Supplied passage

----

Studio album by Ra
- Released: October 22, 2002 (US)
- Recorded: Sound on Sound Studios (New York City); Avatar Studios (New York City); Quad Studios (New York City);
- Genres: Alternative metal; nu metal; progressive metal;
- Length: 52:47
- Label: Universal
- Producers: Paul Logus; Sahaj;

Ra chronology
| One (2000) | From One (2002) | Duality (2005) |

Singles from From One
- "Do You Call My Name" Released: January 14, 2003; "Rectifier" Released: April 29, 2003; "Skorn" Released: 2003;

= From One =

From One is the first major label album by American alternative metal band Ra, released on October 22, 2002. It features the band's hit single, "Do You Call My Name", which had a music video and was followed by their second single, "Rectifier". From One reached number 154 on the Billboard 200. Universal Music Group originally hosted a listening party so that people could listen to the entire album before it was released.

The first track "Do You Call My Name" was featured during the introduction and before commercial breaks during the 2006 NFL draft on ESPN, as well as video games MX Unleashed and Tiger Woods PGA Tour 2003. It also was used as an entrance theme for a wrestler Shawn Daivari during his Ring of Honor days, in addition to Ophidian as a singles theme on the independent circuit, most notably in Chikara Pro. The second track "Rectifier" was featured on the game Project Gotham Racing 2. Ra was featured as Artist of the Month on antimusic.com. Keavin Wiggins of AntiMusic named From One the top album of the decade.

----

Material

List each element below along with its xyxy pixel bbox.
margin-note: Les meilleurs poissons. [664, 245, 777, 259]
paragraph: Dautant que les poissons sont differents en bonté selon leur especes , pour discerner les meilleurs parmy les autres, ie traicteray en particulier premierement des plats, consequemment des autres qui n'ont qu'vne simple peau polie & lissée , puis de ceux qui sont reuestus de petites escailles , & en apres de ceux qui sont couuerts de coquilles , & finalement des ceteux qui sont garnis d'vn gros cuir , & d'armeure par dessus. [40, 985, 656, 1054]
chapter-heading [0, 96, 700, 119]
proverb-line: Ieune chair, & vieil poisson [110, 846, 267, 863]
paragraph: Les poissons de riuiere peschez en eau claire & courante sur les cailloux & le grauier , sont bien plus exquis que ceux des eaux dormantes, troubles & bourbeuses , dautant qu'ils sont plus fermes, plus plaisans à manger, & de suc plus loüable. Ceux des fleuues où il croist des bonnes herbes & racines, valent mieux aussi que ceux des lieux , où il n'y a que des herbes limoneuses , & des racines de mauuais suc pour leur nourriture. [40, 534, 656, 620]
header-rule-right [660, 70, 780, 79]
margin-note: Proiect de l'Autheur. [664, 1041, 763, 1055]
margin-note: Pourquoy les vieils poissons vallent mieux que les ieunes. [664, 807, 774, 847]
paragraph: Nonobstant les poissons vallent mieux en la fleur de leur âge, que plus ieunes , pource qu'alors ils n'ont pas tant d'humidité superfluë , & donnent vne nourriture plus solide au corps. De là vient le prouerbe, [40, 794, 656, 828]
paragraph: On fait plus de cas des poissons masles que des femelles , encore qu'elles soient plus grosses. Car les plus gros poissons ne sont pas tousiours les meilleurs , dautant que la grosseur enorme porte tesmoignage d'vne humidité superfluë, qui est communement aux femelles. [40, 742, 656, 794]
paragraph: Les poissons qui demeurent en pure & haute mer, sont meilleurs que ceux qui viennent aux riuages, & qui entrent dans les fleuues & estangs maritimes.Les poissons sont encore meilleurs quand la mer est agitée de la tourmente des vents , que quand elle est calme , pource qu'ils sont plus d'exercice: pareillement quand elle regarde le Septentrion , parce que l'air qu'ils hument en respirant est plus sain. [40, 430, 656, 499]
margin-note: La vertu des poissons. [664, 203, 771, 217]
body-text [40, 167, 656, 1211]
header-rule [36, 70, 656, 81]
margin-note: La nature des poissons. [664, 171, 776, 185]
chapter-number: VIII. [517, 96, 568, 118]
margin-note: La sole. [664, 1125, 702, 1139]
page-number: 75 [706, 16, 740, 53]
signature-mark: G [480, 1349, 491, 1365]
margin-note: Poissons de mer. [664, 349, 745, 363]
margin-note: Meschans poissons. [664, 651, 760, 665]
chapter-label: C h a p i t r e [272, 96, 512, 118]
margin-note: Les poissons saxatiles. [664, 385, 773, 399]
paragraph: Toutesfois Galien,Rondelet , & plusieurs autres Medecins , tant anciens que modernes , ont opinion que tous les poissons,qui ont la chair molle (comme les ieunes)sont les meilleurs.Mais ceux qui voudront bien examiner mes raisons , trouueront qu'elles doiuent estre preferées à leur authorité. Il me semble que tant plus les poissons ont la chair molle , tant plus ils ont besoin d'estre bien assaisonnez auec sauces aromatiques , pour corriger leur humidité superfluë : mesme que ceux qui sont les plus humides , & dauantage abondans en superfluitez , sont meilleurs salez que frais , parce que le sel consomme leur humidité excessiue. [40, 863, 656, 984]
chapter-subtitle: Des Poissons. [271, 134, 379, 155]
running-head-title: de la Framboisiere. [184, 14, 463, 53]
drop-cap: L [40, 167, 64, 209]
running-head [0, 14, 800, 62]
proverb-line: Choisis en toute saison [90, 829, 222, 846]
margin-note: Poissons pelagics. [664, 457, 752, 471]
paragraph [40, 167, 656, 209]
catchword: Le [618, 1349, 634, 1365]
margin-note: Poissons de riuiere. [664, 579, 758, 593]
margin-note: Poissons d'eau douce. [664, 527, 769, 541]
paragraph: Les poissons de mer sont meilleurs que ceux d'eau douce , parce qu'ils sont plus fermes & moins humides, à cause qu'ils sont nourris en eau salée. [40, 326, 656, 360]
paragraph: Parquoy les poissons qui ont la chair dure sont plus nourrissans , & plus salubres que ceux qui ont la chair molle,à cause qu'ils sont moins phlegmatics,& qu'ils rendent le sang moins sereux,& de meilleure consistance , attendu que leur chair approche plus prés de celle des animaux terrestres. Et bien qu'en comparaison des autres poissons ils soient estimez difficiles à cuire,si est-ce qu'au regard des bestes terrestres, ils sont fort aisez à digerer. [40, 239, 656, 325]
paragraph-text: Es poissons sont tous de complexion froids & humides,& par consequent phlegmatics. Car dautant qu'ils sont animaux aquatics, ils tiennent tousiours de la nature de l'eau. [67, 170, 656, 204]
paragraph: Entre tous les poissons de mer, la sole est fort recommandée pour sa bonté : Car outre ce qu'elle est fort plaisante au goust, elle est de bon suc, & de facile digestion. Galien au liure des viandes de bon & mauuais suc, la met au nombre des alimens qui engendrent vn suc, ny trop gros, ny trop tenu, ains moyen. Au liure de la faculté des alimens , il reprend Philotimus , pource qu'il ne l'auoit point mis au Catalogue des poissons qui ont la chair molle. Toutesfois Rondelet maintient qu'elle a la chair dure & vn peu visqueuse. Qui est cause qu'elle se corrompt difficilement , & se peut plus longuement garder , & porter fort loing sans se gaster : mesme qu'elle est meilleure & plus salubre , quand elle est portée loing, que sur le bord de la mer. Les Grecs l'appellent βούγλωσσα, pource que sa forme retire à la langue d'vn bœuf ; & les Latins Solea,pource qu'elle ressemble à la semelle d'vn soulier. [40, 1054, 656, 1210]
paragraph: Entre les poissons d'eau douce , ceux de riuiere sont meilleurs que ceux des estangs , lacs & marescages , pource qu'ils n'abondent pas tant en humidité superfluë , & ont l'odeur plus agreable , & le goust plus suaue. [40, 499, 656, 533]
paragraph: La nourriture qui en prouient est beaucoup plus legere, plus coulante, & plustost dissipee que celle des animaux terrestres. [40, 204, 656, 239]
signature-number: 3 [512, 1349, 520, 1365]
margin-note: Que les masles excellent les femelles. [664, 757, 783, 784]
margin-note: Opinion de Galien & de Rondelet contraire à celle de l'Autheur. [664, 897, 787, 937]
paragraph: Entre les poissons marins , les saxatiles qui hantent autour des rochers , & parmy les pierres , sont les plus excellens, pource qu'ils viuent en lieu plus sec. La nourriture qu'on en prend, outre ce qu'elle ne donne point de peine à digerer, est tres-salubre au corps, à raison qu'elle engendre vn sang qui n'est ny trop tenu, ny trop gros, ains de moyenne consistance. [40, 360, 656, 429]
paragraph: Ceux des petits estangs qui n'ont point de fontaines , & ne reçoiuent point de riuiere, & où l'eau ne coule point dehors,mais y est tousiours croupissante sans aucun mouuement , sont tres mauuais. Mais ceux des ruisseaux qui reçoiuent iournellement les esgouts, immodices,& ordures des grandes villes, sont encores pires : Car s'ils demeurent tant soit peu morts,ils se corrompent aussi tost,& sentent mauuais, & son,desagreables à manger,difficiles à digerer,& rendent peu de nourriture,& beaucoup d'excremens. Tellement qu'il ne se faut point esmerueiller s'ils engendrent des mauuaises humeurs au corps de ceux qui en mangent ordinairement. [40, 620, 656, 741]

----

Tasks
1) Can you transcribe the part of the From One article starting with "The first track" and going on through "of the decade."?
2) How would you sum up the From One article in two sentences?
3) What comes next in the article on the album From One? Write the part that follows its final sentence.

Results for the exercise
1)
The first track "Do You Call My Name" was featured during the introduction and before commercial breaks during the 2006 NFL draft on ESPN, as well as video games MX Unleashed and Tiger Woods PGA Tour 2003. It also was used as an entrance theme for a wrestler Shawn Daivari during his Ring of Honor days, in addition to Ophidian as a singles theme on the independent circuit, most notably in Chikara Pro. The second track "Rectifier" was featured on the game Project Gotham Racing 2. Ra was featured as Artist of the Month on antimusic.com. Keavin Wiggins of AntiMusic named From One the top album of the decade.

2) From One is the first major label album by American alternative metal band Ra, released on October 22, 2002, and it reached number 154 on the Billboard 200. Its singles "Do You Call My Name" and "Rectifier" appeared in media such as ESPN's coverage of the 2006 NFL draft and the game Project Gotham Racing 2.

3)
Professional ratings
Review scores
| Source | Rating |
| Fazed | Star |
| Rocknworld | Star |

==Explanation of inspiration==
- All quotes taken from The Gauntlet's interview with lead singer Sahaj Ticotin

The concepts

– "I wanted to hear Metallica with the Police's Andy Summers playing guitar and Sting singing. It bothered me that there wasn't a band like that, so I formed one",

– "There's also an element of majesty that needs to be portrayed in the music's presentation. One of my favorite movies is The Matrix, and the look of that film is a real inspiration. A lot of the concepts presented in the film are ideas that feature in our songs".

The lyrics

– "I rarely write from my own experience. I spend most of the time observing the circumstances of those around me".

– "My lyrics don't read like Shakespeare, but he's definitely influenced my work"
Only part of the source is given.